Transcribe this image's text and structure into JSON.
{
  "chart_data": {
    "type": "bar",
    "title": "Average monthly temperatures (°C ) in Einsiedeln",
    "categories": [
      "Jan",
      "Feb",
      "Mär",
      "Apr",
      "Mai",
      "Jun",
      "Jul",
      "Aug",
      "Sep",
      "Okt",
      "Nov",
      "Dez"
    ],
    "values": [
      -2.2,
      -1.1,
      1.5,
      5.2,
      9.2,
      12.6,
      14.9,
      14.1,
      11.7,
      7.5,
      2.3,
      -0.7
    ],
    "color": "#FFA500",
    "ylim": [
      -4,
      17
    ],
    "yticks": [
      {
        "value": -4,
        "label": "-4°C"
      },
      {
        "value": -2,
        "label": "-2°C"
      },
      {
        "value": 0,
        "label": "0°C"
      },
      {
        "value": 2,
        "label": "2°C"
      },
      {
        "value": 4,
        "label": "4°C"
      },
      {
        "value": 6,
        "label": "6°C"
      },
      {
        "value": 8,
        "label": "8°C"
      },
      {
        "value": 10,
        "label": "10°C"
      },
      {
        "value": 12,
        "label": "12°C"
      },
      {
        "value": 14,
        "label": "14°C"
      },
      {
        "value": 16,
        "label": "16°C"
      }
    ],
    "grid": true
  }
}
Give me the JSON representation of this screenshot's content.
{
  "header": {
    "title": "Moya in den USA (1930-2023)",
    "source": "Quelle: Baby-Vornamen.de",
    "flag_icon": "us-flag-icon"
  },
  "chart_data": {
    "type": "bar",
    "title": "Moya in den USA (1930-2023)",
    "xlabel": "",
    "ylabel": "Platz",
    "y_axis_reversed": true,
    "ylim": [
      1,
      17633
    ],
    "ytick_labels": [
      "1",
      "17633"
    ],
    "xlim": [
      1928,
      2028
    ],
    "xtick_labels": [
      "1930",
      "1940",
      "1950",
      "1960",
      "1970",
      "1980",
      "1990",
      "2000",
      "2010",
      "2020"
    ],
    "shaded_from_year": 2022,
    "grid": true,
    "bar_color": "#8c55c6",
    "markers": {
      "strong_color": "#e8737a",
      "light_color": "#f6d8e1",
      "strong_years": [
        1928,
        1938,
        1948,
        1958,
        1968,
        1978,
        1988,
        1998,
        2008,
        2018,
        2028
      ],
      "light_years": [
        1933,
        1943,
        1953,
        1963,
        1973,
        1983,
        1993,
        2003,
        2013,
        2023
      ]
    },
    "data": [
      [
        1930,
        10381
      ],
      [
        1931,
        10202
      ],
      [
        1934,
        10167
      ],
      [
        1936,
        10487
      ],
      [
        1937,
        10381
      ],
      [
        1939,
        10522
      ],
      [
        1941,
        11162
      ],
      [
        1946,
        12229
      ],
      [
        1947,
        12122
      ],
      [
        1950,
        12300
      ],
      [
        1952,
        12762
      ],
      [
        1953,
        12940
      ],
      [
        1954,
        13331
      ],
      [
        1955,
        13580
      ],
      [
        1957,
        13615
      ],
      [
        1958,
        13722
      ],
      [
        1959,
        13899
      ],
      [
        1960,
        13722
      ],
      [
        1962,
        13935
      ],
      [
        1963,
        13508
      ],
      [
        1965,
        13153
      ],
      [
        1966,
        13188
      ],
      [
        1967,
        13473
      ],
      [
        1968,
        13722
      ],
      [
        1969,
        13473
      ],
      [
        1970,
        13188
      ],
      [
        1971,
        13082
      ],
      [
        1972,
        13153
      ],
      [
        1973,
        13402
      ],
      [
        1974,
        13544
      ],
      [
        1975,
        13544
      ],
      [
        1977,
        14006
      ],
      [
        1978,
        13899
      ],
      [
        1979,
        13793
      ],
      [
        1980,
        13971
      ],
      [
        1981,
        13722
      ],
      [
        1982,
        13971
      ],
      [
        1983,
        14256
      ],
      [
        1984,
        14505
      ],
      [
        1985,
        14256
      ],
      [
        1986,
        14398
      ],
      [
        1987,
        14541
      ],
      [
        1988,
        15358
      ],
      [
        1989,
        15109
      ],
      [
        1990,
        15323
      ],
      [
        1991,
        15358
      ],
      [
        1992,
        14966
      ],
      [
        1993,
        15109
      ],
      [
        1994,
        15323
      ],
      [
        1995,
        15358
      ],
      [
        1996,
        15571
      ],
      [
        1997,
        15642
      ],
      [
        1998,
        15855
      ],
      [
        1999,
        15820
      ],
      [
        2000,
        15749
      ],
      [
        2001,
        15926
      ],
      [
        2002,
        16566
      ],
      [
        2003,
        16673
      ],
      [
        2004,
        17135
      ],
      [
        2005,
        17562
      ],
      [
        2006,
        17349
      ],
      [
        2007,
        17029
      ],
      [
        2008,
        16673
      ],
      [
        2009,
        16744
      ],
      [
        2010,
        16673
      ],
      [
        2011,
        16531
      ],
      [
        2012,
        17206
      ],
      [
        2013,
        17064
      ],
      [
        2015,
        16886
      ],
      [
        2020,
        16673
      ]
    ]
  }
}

════

## [Goal]
All lines that include "this" are to be gathered and copied.

## [Problem solution]
Transcribe this image's text and structure into JSON.
Give me the JSON representation of this screenshot's content.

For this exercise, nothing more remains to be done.